— Work instructions —
Lines that hold the string "with" are to be counted; give only their number.

— Data for this task —
** begin **

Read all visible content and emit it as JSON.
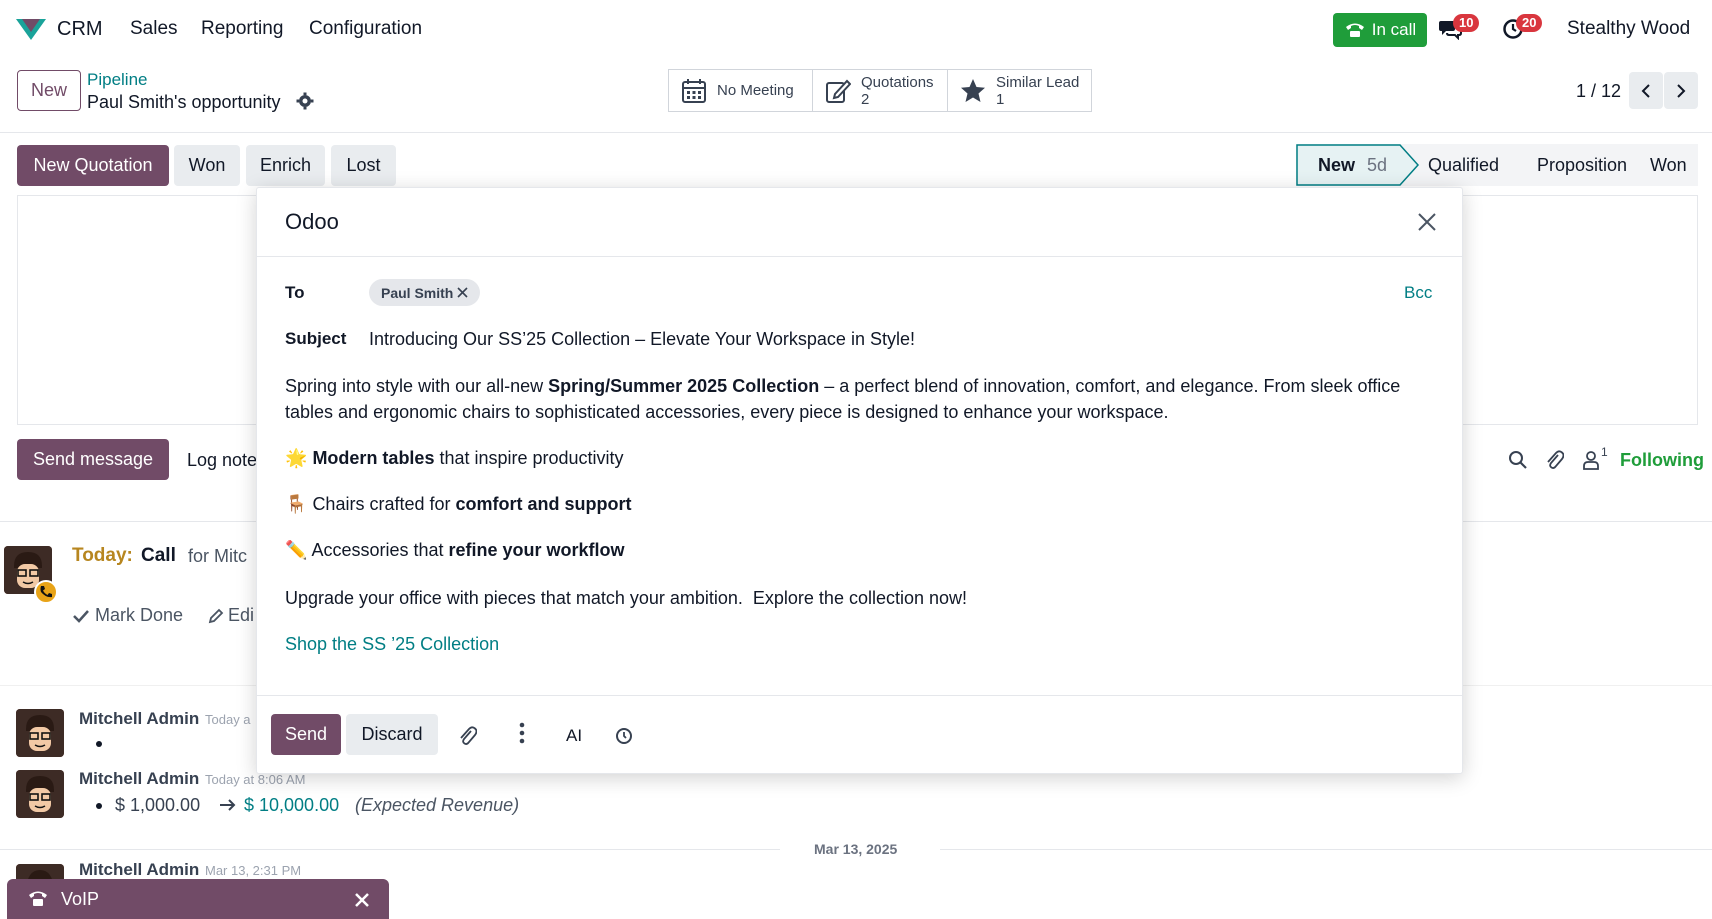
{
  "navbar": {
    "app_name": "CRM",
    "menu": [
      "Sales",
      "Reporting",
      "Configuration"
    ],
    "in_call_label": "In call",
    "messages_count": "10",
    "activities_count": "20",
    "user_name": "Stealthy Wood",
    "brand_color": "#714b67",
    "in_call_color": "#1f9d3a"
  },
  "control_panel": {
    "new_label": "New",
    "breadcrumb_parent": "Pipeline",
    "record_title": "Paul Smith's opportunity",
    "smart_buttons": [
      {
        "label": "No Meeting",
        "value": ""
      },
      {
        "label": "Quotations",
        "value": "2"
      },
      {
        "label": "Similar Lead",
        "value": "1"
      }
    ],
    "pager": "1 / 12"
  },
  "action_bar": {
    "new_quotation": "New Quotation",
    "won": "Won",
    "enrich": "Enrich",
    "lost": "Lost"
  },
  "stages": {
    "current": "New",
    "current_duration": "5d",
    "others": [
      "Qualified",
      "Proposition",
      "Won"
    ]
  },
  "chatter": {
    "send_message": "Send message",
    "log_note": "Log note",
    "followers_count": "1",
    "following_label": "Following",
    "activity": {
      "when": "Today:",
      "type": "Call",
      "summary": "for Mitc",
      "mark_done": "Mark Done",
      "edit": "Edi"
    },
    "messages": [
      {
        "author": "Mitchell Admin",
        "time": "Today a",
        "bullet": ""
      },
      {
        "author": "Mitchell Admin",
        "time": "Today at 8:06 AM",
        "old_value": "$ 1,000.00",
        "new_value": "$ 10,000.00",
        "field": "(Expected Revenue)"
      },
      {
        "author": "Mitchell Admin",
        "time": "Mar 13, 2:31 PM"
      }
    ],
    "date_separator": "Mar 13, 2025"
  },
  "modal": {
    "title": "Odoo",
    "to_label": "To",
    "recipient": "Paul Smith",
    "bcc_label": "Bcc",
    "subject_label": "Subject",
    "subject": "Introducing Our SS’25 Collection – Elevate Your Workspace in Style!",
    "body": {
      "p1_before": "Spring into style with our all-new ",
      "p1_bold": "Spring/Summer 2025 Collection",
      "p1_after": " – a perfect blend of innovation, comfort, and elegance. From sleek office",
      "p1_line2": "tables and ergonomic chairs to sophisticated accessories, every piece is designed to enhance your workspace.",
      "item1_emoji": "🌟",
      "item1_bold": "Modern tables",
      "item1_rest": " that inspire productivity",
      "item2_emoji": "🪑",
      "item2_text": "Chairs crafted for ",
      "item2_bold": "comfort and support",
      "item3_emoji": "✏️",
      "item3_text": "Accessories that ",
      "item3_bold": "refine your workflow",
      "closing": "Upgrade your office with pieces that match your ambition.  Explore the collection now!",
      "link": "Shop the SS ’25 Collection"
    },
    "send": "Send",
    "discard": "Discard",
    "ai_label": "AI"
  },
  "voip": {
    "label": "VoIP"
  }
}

** end **

— Final result —
2